### Problem description
Restate the full set of records exactly, word for word.

++++++

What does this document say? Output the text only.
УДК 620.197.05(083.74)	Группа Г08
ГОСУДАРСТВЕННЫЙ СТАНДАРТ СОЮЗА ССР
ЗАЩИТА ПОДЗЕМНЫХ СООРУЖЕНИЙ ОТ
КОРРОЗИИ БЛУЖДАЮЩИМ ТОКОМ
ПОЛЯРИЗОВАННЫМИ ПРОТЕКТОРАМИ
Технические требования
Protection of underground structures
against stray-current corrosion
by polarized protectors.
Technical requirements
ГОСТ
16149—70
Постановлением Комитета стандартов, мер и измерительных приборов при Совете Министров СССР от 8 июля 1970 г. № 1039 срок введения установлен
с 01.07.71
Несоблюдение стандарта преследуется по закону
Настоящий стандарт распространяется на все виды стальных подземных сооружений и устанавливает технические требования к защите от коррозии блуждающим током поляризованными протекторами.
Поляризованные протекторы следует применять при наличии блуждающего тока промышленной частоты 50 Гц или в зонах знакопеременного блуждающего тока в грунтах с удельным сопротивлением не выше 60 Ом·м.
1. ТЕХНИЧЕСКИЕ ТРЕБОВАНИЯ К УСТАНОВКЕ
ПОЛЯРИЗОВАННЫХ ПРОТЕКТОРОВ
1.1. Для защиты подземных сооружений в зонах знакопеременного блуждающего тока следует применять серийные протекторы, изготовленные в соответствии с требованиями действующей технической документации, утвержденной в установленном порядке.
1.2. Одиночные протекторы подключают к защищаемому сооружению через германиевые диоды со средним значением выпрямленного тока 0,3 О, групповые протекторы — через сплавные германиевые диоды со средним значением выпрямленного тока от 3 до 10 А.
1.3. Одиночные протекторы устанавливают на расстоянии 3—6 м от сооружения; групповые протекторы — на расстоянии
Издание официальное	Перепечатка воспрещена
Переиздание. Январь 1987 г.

++++++

### Exercise output
What does this document say? Output the text only.
УДК 620.197.05(083.74)	Группа Г08
ГОСУДАРСТВЕННЫЙ СТАНДАРТ СОЮЗА ССР
ЗАЩИТА ПОДЗЕМНЫХ СООРУЖЕНИЙ ОТ
КОРРОЗИИ БЛУЖДАЮЩИМ ТОКОМ
ПОЛЯРИЗОВАННЫМИ ПРОТЕКТОРАМИ
Технические требования
Protection of underground structures
against stray-current corrosion
by polarized protectors.
Technical requirements
ГОСТ
16149—70
Постановлением Комитета стандартов, мер и измерительных приборов при Совете Министров СССР от 8 июля 1970 г. № 1039 срок введения установлен
с 01.07.71
Несоблюдение стандарта преследуется по закону
Настоящий стандарт распространяется на все виды стальных подземных сооружений и устанавливает технические требования к защите от коррозии блуждающим током поляризованными протекторами.
Поляризованные протекторы следует применять при наличии блуждающего тока промышленной частоты 50 Гц или в зонах знакопеременного блуждающего тока в грунтах с удельным сопротивлением не выше 60 Ом·м.
1. ТЕХНИЧЕСКИЕ ТРЕБОВАНИЯ К УСТАНОВКЕ
ПОЛЯРИЗОВАННЫХ ПРОТЕКТОРОВ
1.1. Для защиты подземных сооружений в зонах знакопеременного блуждающего тока следует применять серийные протекторы, изготовленные в соответствии с требованиями действующей технической документации, утвержденной в установленном порядке.
1.2. Одиночные протекторы подключают к защищаемому сооружению через германиевые диоды со средним значением выпрямленного тока 0,3 О, групповые протекторы — через сплавные германиевые диоды со средним значением выпрямленного тока от 3 до 10 А.
1.3. Одиночные протекторы устанавливают на расстоянии 3—6 м от сооружения; групповые протекторы — на расстоянии
Издание официальное	Перепечатка воспрещена
Переиздание. Январь 1987 г.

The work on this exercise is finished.